* **Task details**
Read the material below and tally how many lines hold the word "labels", giving the number and nothing else.

Figure contents as structured data
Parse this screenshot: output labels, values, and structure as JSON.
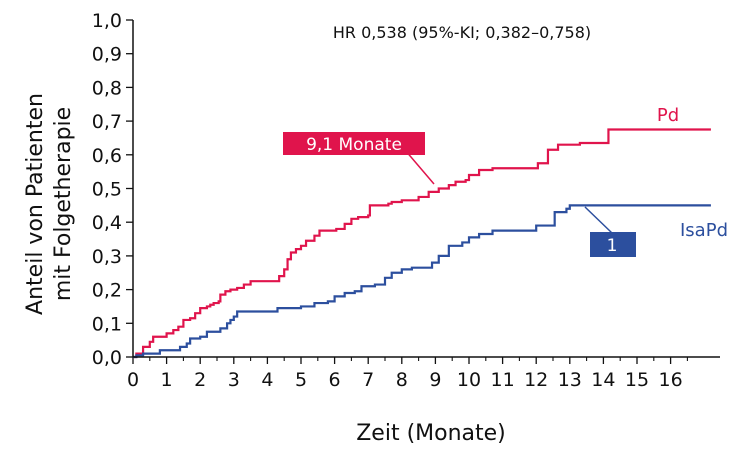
{
  "chart_data": {
    "type": "line",
    "xlabel": "Zeit (Monate)",
    "ylabel": [
      "Anteil von Patienten",
      "mit Folgetherapie"
    ],
    "xlim": [
      0,
      17.5
    ],
    "ylim": [
      0,
      1.0
    ],
    "x_ticks": [
      "0",
      "1",
      "2",
      "3",
      "4",
      "5",
      "6",
      "7",
      "8",
      "9",
      "10",
      "11",
      "12",
      "13",
      "14",
      "15",
      "16"
    ],
    "y_ticks": [
      "0,0",
      "0,1",
      "0,2",
      "0,3",
      "0,4",
      "0,5",
      "0,6",
      "0,7",
      "0,8",
      "0,9",
      "1,0"
    ],
    "annotation": "HR 0,538 (95%-KI; 0,382–0,758)",
    "series": [
      {
        "name": "Pd",
        "color": "#e0144c",
        "points": [
          [
            0,
            0
          ],
          [
            0.1,
            0.01
          ],
          [
            0.3,
            0.03
          ],
          [
            0.5,
            0.045
          ],
          [
            0.6,
            0.06
          ],
          [
            0.9,
            0.06
          ],
          [
            1.0,
            0.07
          ],
          [
            1.2,
            0.08
          ],
          [
            1.35,
            0.09
          ],
          [
            1.5,
            0.11
          ],
          [
            1.7,
            0.115
          ],
          [
            1.85,
            0.13
          ],
          [
            2.0,
            0.145
          ],
          [
            2.2,
            0.15
          ],
          [
            2.3,
            0.155
          ],
          [
            2.4,
            0.16
          ],
          [
            2.55,
            0.165
          ],
          [
            2.6,
            0.185
          ],
          [
            2.75,
            0.195
          ],
          [
            2.9,
            0.2
          ],
          [
            3.1,
            0.205
          ],
          [
            3.3,
            0.215
          ],
          [
            3.5,
            0.225
          ],
          [
            4.2,
            0.225
          ],
          [
            4.35,
            0.24
          ],
          [
            4.5,
            0.26
          ],
          [
            4.6,
            0.29
          ],
          [
            4.7,
            0.31
          ],
          [
            4.85,
            0.32
          ],
          [
            5.0,
            0.33
          ],
          [
            5.15,
            0.345
          ],
          [
            5.4,
            0.36
          ],
          [
            5.55,
            0.375
          ],
          [
            5.9,
            0.375
          ],
          [
            6.05,
            0.38
          ],
          [
            6.3,
            0.395
          ],
          [
            6.5,
            0.41
          ],
          [
            6.7,
            0.415
          ],
          [
            7.0,
            0.42
          ],
          [
            7.05,
            0.45
          ],
          [
            7.6,
            0.455
          ],
          [
            7.7,
            0.46
          ],
          [
            8.0,
            0.465
          ],
          [
            8.5,
            0.475
          ],
          [
            8.8,
            0.49
          ],
          [
            9.1,
            0.5
          ],
          [
            9.4,
            0.51
          ],
          [
            9.6,
            0.52
          ],
          [
            9.9,
            0.525
          ],
          [
            10.0,
            0.54
          ],
          [
            10.3,
            0.555
          ],
          [
            10.7,
            0.56
          ],
          [
            12.0,
            0.56
          ],
          [
            12.05,
            0.575
          ],
          [
            12.3,
            0.575
          ],
          [
            12.35,
            0.615
          ],
          [
            12.6,
            0.615
          ],
          [
            12.65,
            0.63
          ],
          [
            13.3,
            0.635
          ],
          [
            14.1,
            0.635
          ],
          [
            14.15,
            0.675
          ],
          [
            17.2,
            0.675
          ]
        ]
      },
      {
        "name": "IsaPd",
        "color": "#2c4f9e",
        "points": [
          [
            0,
            0
          ],
          [
            0.1,
            0.005
          ],
          [
            0.3,
            0.01
          ],
          [
            0.7,
            0.01
          ],
          [
            0.8,
            0.02
          ],
          [
            1.3,
            0.02
          ],
          [
            1.4,
            0.03
          ],
          [
            1.6,
            0.04
          ],
          [
            1.7,
            0.055
          ],
          [
            2.0,
            0.06
          ],
          [
            2.2,
            0.075
          ],
          [
            2.6,
            0.085
          ],
          [
            2.8,
            0.1
          ],
          [
            2.9,
            0.11
          ],
          [
            3.0,
            0.12
          ],
          [
            3.1,
            0.135
          ],
          [
            4.2,
            0.135
          ],
          [
            4.3,
            0.145
          ],
          [
            4.8,
            0.145
          ],
          [
            5.0,
            0.15
          ],
          [
            5.3,
            0.15
          ],
          [
            5.4,
            0.16
          ],
          [
            5.8,
            0.165
          ],
          [
            6.0,
            0.18
          ],
          [
            6.3,
            0.19
          ],
          [
            6.6,
            0.195
          ],
          [
            6.8,
            0.21
          ],
          [
            7.2,
            0.215
          ],
          [
            7.5,
            0.235
          ],
          [
            7.7,
            0.25
          ],
          [
            8.0,
            0.26
          ],
          [
            8.3,
            0.265
          ],
          [
            8.9,
            0.28
          ],
          [
            9.1,
            0.3
          ],
          [
            9.4,
            0.33
          ],
          [
            9.8,
            0.34
          ],
          [
            10.0,
            0.355
          ],
          [
            10.3,
            0.365
          ],
          [
            10.7,
            0.375
          ],
          [
            11.9,
            0.375
          ],
          [
            12.0,
            0.39
          ],
          [
            12.5,
            0.39
          ],
          [
            12.55,
            0.43
          ],
          [
            12.9,
            0.44
          ],
          [
            13.0,
            0.45
          ],
          [
            17.2,
            0.45
          ]
        ]
      }
    ],
    "labels": {
      "pd": "Pd",
      "isapd": "IsaPd",
      "pd_median": "9,1 Monate",
      "isapd_median": "1"
    }
  }
}
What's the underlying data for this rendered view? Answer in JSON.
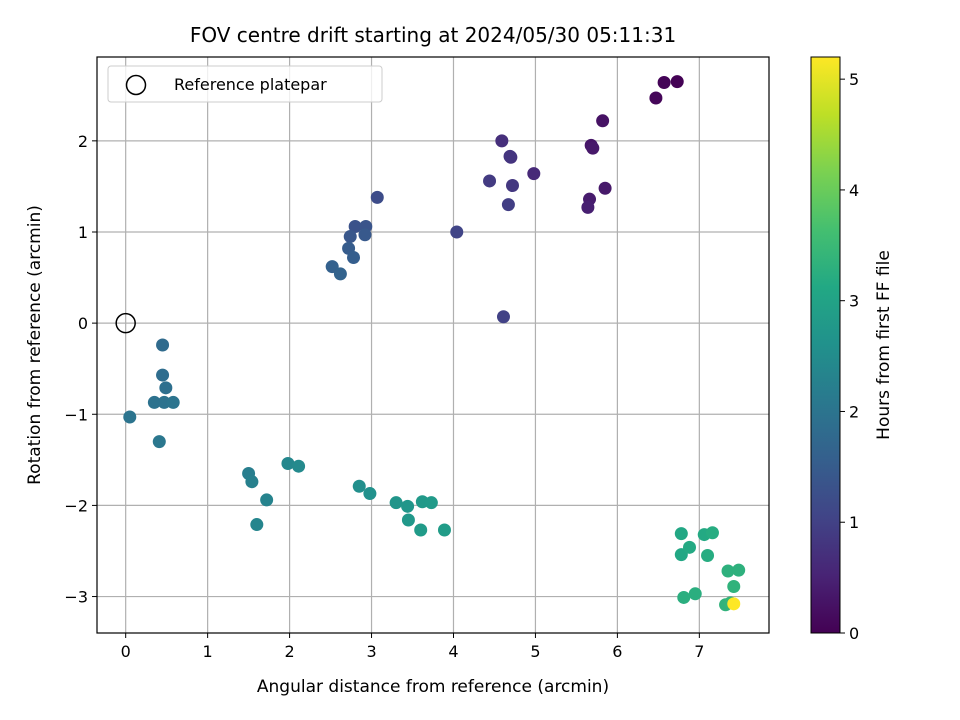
{
  "chart_data": {
    "type": "scatter",
    "title": "FOV centre drift starting at 2024/05/30 05:11:31",
    "xlabel": "Angular distance from reference (arcmin)",
    "ylabel": "Rotation from reference (arcmin)",
    "xlim": [
      -0.35,
      7.85
    ],
    "ylim": [
      -3.4,
      2.92
    ],
    "xticks": [
      0,
      1,
      2,
      3,
      4,
      5,
      6,
      7
    ],
    "yticks": [
      -3,
      -2,
      -1,
      0,
      1,
      2
    ],
    "grid": true,
    "legend": {
      "placement": "top-left",
      "entries": [
        "Reference platepar"
      ]
    },
    "reference_point": {
      "x": 0,
      "y": 0
    },
    "colorbar": {
      "label": "Hours from first FF file",
      "range": [
        0,
        5.2
      ],
      "ticks": [
        0,
        1,
        2,
        3,
        4,
        5
      ],
      "colormap": "viridis"
    },
    "points": [
      {
        "x": 6.73,
        "y": 2.65,
        "t": 0.02
      },
      {
        "x": 6.57,
        "y": 2.64,
        "t": 0.05
      },
      {
        "x": 6.47,
        "y": 2.47,
        "t": 0.08
      },
      {
        "x": 5.82,
        "y": 2.22,
        "t": 0.25
      },
      {
        "x": 5.68,
        "y": 1.95,
        "t": 0.3
      },
      {
        "x": 5.7,
        "y": 1.92,
        "t": 0.35
      },
      {
        "x": 5.85,
        "y": 1.48,
        "t": 0.35
      },
      {
        "x": 5.66,
        "y": 1.36,
        "t": 0.4
      },
      {
        "x": 5.64,
        "y": 1.27,
        "t": 0.45
      },
      {
        "x": 4.98,
        "y": 1.64,
        "t": 0.6
      },
      {
        "x": 4.59,
        "y": 2.0,
        "t": 0.7
      },
      {
        "x": 4.7,
        "y": 1.82,
        "t": 0.75
      },
      {
        "x": 4.69,
        "y": 1.83,
        "t": 0.8
      },
      {
        "x": 4.72,
        "y": 1.51,
        "t": 0.85
      },
      {
        "x": 4.44,
        "y": 1.56,
        "t": 0.9
      },
      {
        "x": 4.67,
        "y": 1.3,
        "t": 0.95
      },
      {
        "x": 4.04,
        "y": 1.0,
        "t": 1.05
      },
      {
        "x": 4.61,
        "y": 0.07,
        "t": 1.0
      },
      {
        "x": 3.07,
        "y": 1.38,
        "t": 1.2
      },
      {
        "x": 2.8,
        "y": 1.06,
        "t": 1.3
      },
      {
        "x": 2.93,
        "y": 1.06,
        "t": 1.35
      },
      {
        "x": 2.74,
        "y": 0.95,
        "t": 1.4
      },
      {
        "x": 2.92,
        "y": 0.97,
        "t": 1.45
      },
      {
        "x": 2.72,
        "y": 0.82,
        "t": 1.5
      },
      {
        "x": 2.78,
        "y": 0.72,
        "t": 1.55
      },
      {
        "x": 2.52,
        "y": 0.62,
        "t": 1.6
      },
      {
        "x": 2.62,
        "y": 0.54,
        "t": 1.65
      },
      {
        "x": 0.45,
        "y": -0.24,
        "t": 1.8
      },
      {
        "x": 0.45,
        "y": -0.57,
        "t": 1.85
      },
      {
        "x": 0.49,
        "y": -0.71,
        "t": 1.9
      },
      {
        "x": 0.35,
        "y": -0.87,
        "t": 1.95
      },
      {
        "x": 0.47,
        "y": -0.87,
        "t": 1.95
      },
      {
        "x": 0.58,
        "y": -0.87,
        "t": 2.0
      },
      {
        "x": 0.05,
        "y": -1.03,
        "t": 2.0
      },
      {
        "x": 0.41,
        "y": -1.3,
        "t": 2.05
      },
      {
        "x": 1.5,
        "y": -1.65,
        "t": 2.2
      },
      {
        "x": 1.54,
        "y": -1.74,
        "t": 2.25
      },
      {
        "x": 1.72,
        "y": -1.94,
        "t": 2.3
      },
      {
        "x": 1.6,
        "y": -2.21,
        "t": 2.35
      },
      {
        "x": 1.98,
        "y": -1.54,
        "t": 2.4
      },
      {
        "x": 2.11,
        "y": -1.57,
        "t": 2.45
      },
      {
        "x": 2.85,
        "y": -1.79,
        "t": 2.55
      },
      {
        "x": 2.98,
        "y": -1.87,
        "t": 2.6
      },
      {
        "x": 3.3,
        "y": -1.97,
        "t": 2.7
      },
      {
        "x": 3.44,
        "y": -2.01,
        "t": 2.72
      },
      {
        "x": 3.45,
        "y": -2.16,
        "t": 2.75
      },
      {
        "x": 3.62,
        "y": -1.96,
        "t": 2.78
      },
      {
        "x": 3.73,
        "y": -1.97,
        "t": 2.8
      },
      {
        "x": 3.6,
        "y": -2.27,
        "t": 2.82
      },
      {
        "x": 3.89,
        "y": -2.27,
        "t": 2.85
      },
      {
        "x": 6.78,
        "y": -2.31,
        "t": 3.1
      },
      {
        "x": 6.78,
        "y": -2.54,
        "t": 3.1
      },
      {
        "x": 6.88,
        "y": -2.46,
        "t": 3.15
      },
      {
        "x": 7.06,
        "y": -2.32,
        "t": 3.15
      },
      {
        "x": 7.16,
        "y": -2.3,
        "t": 3.2
      },
      {
        "x": 7.1,
        "y": -2.55,
        "t": 3.2
      },
      {
        "x": 6.95,
        "y": -2.97,
        "t": 3.25
      },
      {
        "x": 6.81,
        "y": -3.01,
        "t": 3.25
      },
      {
        "x": 7.35,
        "y": -2.72,
        "t": 3.3
      },
      {
        "x": 7.48,
        "y": -2.71,
        "t": 3.3
      },
      {
        "x": 7.42,
        "y": -2.89,
        "t": 3.35
      },
      {
        "x": 7.32,
        "y": -3.09,
        "t": 3.35
      },
      {
        "x": 7.38,
        "y": -3.07,
        "t": 3.4
      },
      {
        "x": 7.42,
        "y": -3.08,
        "t": 5.2
      }
    ]
  }
}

* **Response to this exercise**
2